§ **Objective**: For each line below that includes the word "berfungsi", make a copy.
%%
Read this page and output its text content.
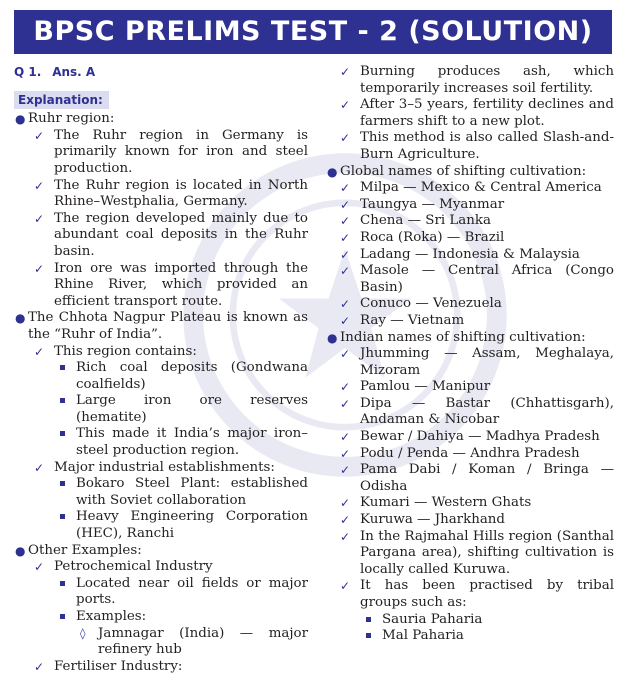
BPSC PRELIMS TEST - 2 (SOLUTION)
Q 1. Ans. A
Explanation:
● Ruhr region:
✓ The Ruhr region in Germany is primarily known for iron and steel production.
✓ The Ruhr region is located in North Rhine–Westphalia, Germany.
✓ The region developed mainly due to abundant coal deposits in the Ruhr basin.
✓ Iron ore was imported through the Rhine River, which provided an efficient transport route.
● The Chhota Nagpur Plateau is known as the “Ruhr of India”.
✓ This region contains:
Rich coal deposits (Gondwana coalfields)
Large iron ore reserves (hematite)
This made it India’s major iron–steel production region.
✓ Major industrial establishments:
Bokaro Steel Plant: established with Soviet collaboration
Heavy Engineering Corporation (HEC), Ranchi
● Other Examples:
✓ Petrochemical Industry
Located near oil fields or major ports.
Examples:
◊ Jamnagar (India) — major refinery hub
✓ Fertiliser Industry:
✓ Burning produces ash, which temporarily increases soil fertility.
✓ After 3–5 years, fertility declines and farmers shift to a new plot.
✓ This method is also called Slash-and-Burn Agriculture.
● Global names of shifting cultivation:
✓ Milpa — Mexico & Central America
✓ Taungya — Myanmar
✓ Chena — Sri Lanka
✓ Roca (Roka) — Brazil
✓ Ladang — Indonesia & Malaysia
✓ Masole — Central Africa (Congo Basin)
✓ Conuco — Venezuela
✓ Ray — Vietnam
● Indian names of shifting cultivation:
✓ Jhumming — Assam, Meghalaya, Mizoram
✓ Pamlou — Manipur
✓ Dipa — Bastar (Chhattisgarh), Andaman & Nicobar
✓ Bewar / Dahiya — Madhya Pradesh
✓ Podu / Penda — Andhra Pradesh
✓ Pama Dabi / Koman / Bringa — Odisha
✓ Kumari — Western Ghats
✓ Kuruwa — Jharkhand
✓ In the Rajmahal Hills region (Santhal Pargana area), shifting cultivation is locally called Kuruwa.
✓ It has been practised by tribal groups such as:
Sauria Paharia
Mal Paharia
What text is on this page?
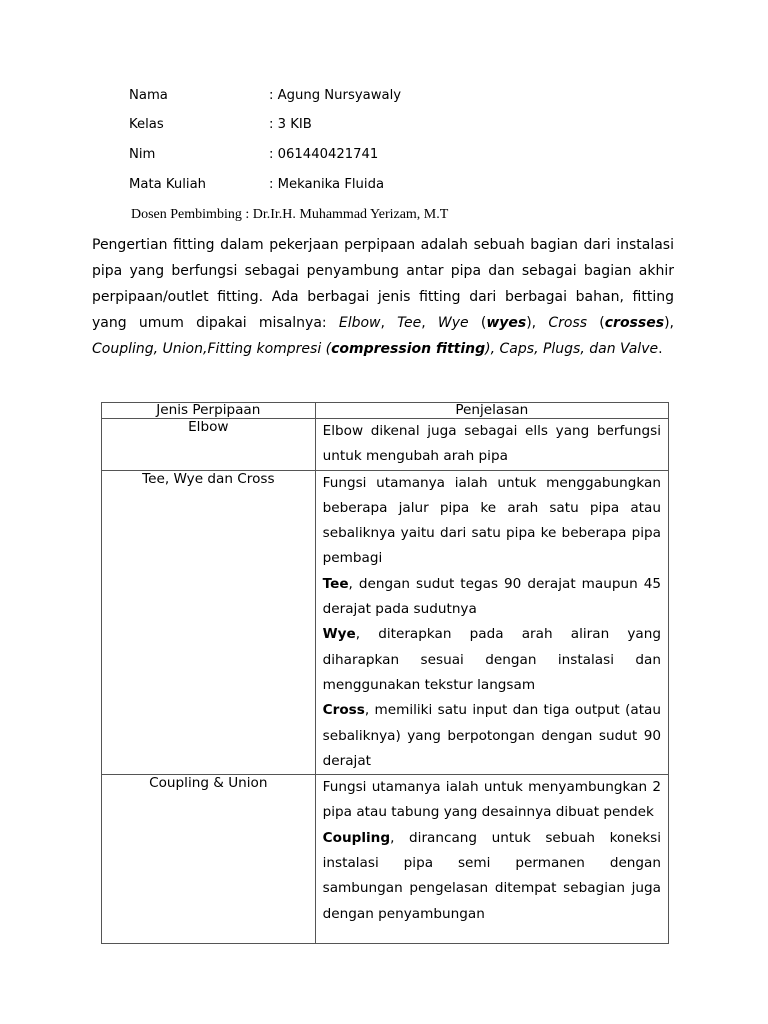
Nama	: Agung Nursyawaly
Kelas	: 3 KIB
Nim	: 061440421741
Mata Kuliah	: Mekanika Fluida
Dosen Pembimbing : Dr.Ir.H. Muhammad Yerizam, M.T

Pengertian fitting dalam pekerjaan perpipaan adalah sebuah bagian dari instalasi pipa yang berfungsi sebagai penyambung antar pipa dan sebagai bagian akhir perpipaan/outlet fitting. Ada berbagai jenis fitting dari berbagai bahan, fitting yang umum dipakai misalnya: Elbow, Tee, Wye (wyes), Cross (crosses), Coupling, Union,Fitting kompresi (compression fitting), Caps, Plugs, dan Valve.

Jenis Perpipaan	Penjelasan
Elbow	Elbow dikenal juga sebagai ells yang berfungsi untuk mengubah arah pipa

Tee, Wye dan Cross	Fungsi utamanya ialah untuk menggabungkan beberapa jalur pipa ke arah satu pipa atau sebaliknya yaitu dari satu pipa ke beberapa pipa pembagi
Tee, dengan sudut tegas 90 derajat maupun 45 derajat pada sudutnya
Wye, diterapkan pada arah aliran yang diharapkan sesuai dengan instalasi dan menggunakan tekstur langsam
Cross, memiliki satu input dan tiga output (atau sebaliknya) yang berpotongan dengan sudut 90 derajat

Coupling & Union	Fungsi utamanya ialah untuk menyambungkan 2 pipa atau tabung yang desainnya dibuat pendek
Coupling, dirancang untuk sebuah koneksi instalasi pipa semi permanen dengan sambungan pengelasan ditempat sebagian juga dengan penyambungan
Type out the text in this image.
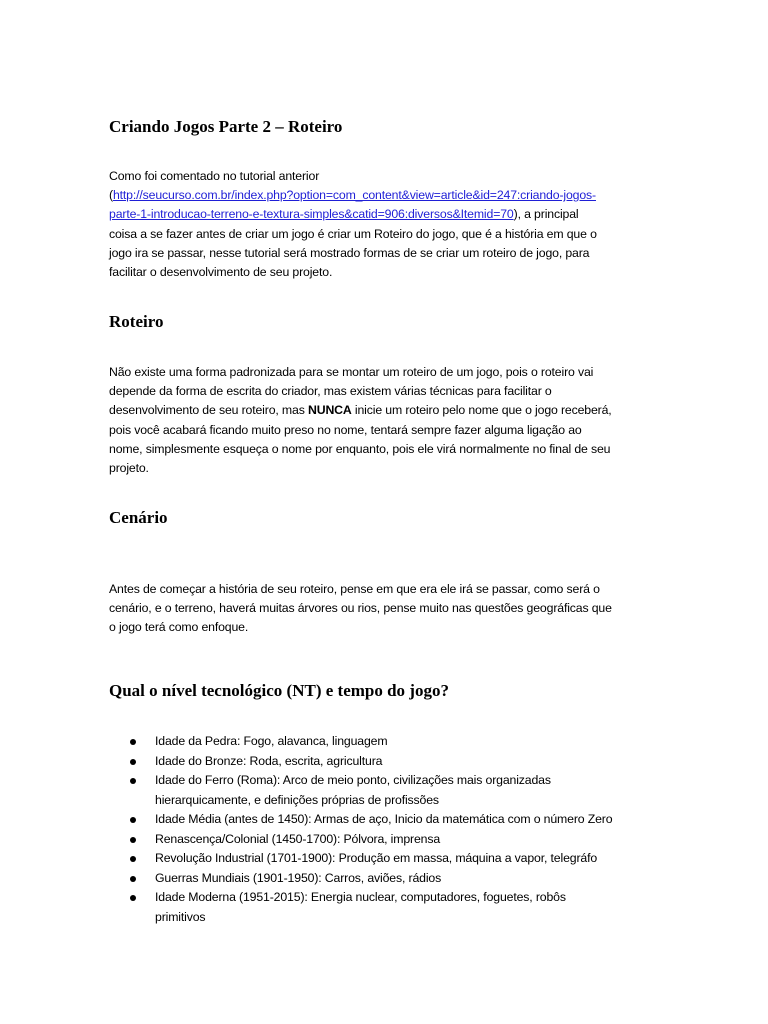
Criando Jogos Parte 2 – Roteiro
Como foi comentado no tutorial anterior
(http://seucurso.com.br/index.php?option=com_content&view=article&id=247:criando-jogos-
parte-1-introducao-terreno-e-textura-simples&catid=906:diversos&Itemid=70), a principal
coisa a se fazer antes de criar um jogo é criar um Roteiro do jogo, que é a história em que o
jogo ira se passar, nesse tutorial será mostrado formas de se criar um roteiro de jogo, para
facilitar o desenvolvimento de seu projeto.
Roteiro
Não existe uma forma padronizada para se montar um roteiro de um jogo, pois o roteiro vai
depende da forma de escrita do criador, mas existem várias técnicas para facilitar o
desenvolvimento de seu roteiro, mas NUNCA inicie um roteiro pelo nome que o jogo receberá,
pois você acabará ficando muito preso no nome, tentará sempre fazer alguma ligação ao
nome, simplesmente esqueça o nome por enquanto, pois ele virá normalmente no final de seu
projeto.
Cenário
Antes de começar a história de seu roteiro, pense em que era ele irá se passar, como será o
cenário, e o terreno, haverá muitas árvores ou rios, pense muito nas questões geográficas que
o jogo terá como enfoque.
Qual o nível tecnológico (NT) e tempo do jogo?
Idade da Pedra: Fogo, alavanca, linguagem
Idade do Bronze: Roda, escrita, agricultura
Idade do Ferro (Roma): Arco de meio ponto, civilizações mais organizadas
hierarquicamente, e definições próprias de profissões
Idade Média (antes de 1450): Armas de aço, Inicio da matemática com o número Zero
Renascença/Colonial (1450-1700): Pólvora, imprensa
Revolução Industrial (1701-1900): Produção em massa, máquina a vapor, telegráfo
Guerras Mundiais (1901-1950): Carros, aviões, rádios
Idade Moderna (1951-2015): Energia nuclear, computadores, foguetes, robôs
primitivos
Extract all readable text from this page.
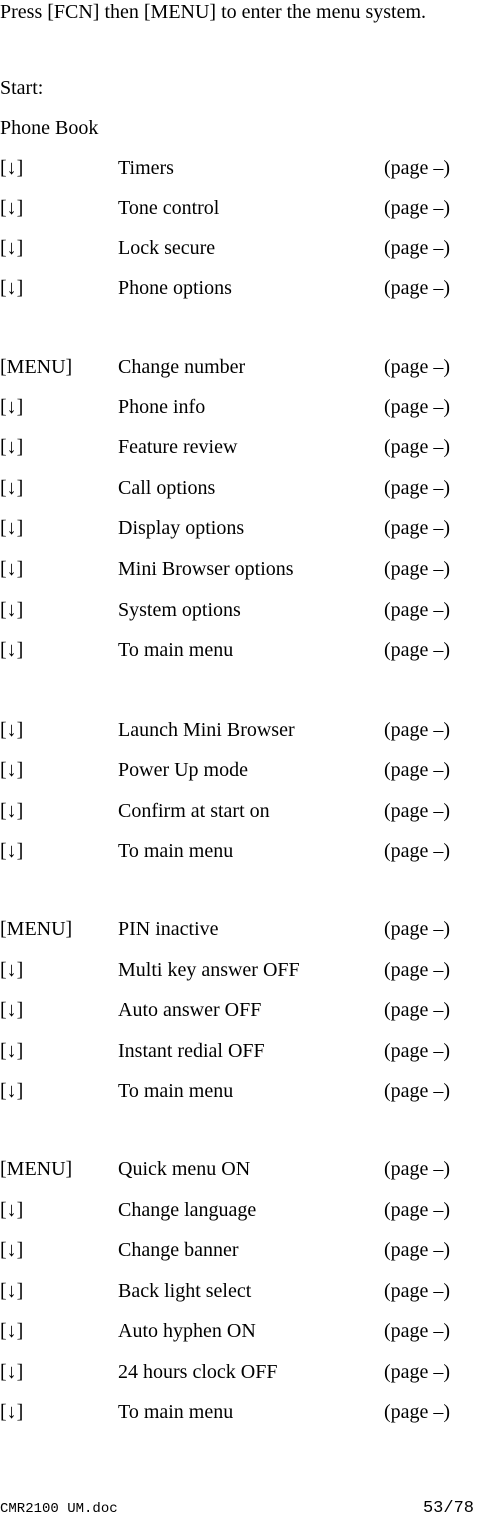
Press [FCN] then [MENU] to enter the menu system.
Start:
Phone Book
[↓]	Timers	(page –)
[↓]	Tone control	(page –)
[↓]	Lock secure	(page –)
[↓]	Phone options	(page –)
[MENU] Change number	(page –)
[↓]	Phone info	(page –)
[↓]	Feature review	(page –)
[↓]	Call options	(page –)
[↓]	Display options	(page –)
[↓]	Mini Browser options	(page –)
[↓]	System options	(page –)
[↓]	To main menu	(page –)
[↓]	Launch Mini Browser	(page –)
[↓]	Power Up mode	(page –)
[↓]	Confirm at start on	(page –)
[↓]	To main menu	(page –)
[MENU] PIN inactive	(page –)
[↓]	Multi key answer OFF	(page –)
[↓]	Auto answer OFF	(page –)
[↓]	Instant redial OFF	(page –)
[↓]	To main menu	(page –)
[MENU] Quick menu ON	(page –)
[↓]	Change language	(page –)
[↓]	Change banner	(page –)
[↓]	Back light select	(page –)
[↓]	Auto hyphen ON	(page –)
[↓]	24 hours clock OFF	(page –)
[↓]	To main menu	(page –)
CMR2100 UM.doc	53/78
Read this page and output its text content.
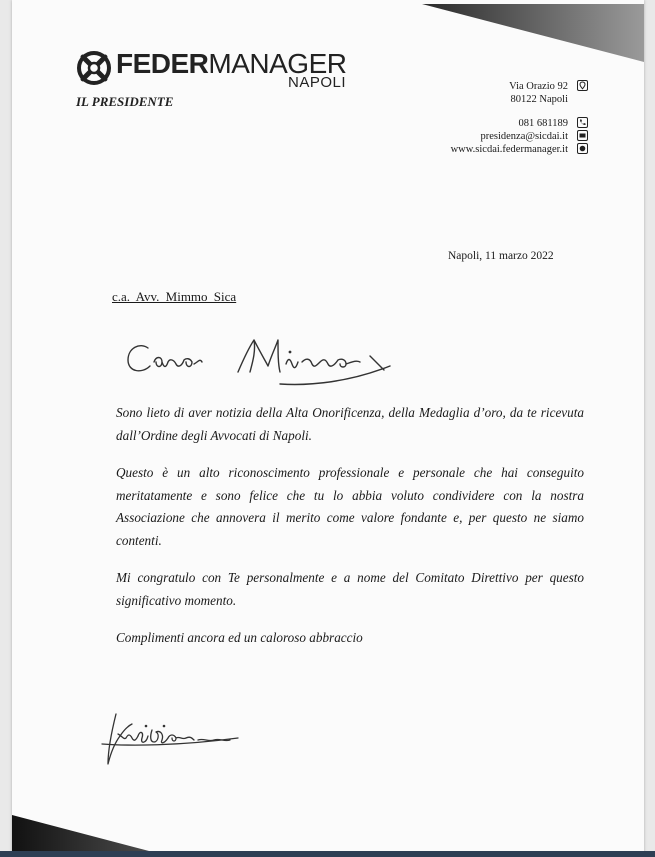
FEDERMANAGER
NAPOLI
IL PRESIDENTE
Via Orazio 92
80122 Napoli
081 681189
presidenza@sicdai.it
www.sicdai.federmanager.it
Napoli, 11 marzo 2022
c.a. Avv. Mimmo Sica

Sono lieto di aver notizia della Alta Onorificenza, della Medaglia d’oro, da te ricevuta dall’Ordine degli Avvocati di Napoli.

Questo è un alto riconoscimento professionale e personale che hai conseguito meritatamente e sono felice che tu lo abbia voluto condividere con la nostra Associazione che annovera il merito come valore fondante e, per questo ne siamo contenti.

Mi congratulo con Te personalmente e a nome del Comitato Direttivo per questo significativo momento.

Complimenti ancora ed un caloroso abbraccio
%%
§ **Correct result**:
Pengertian fitting dalam pekerjaan perpipaan adalah sebuah bagian dari instalasi pipa yang berfungsi sebagai penyambung antar pipa dan sebagai bagian akhir perpipaan/outlet fitting. Ada berbagai jenis fitting dari berbagai bahan, fitting yang umum dipakai misalnya: Elbow, Tee, Wye (wyes), Cross (crosses), Coupling, Union,Fitting kompresi (compression fitting), Caps, Plugs, dan Valve.
Elbow	Elbow dikenal juga sebagai ells yang berfungsi untuk mengubah arah pipa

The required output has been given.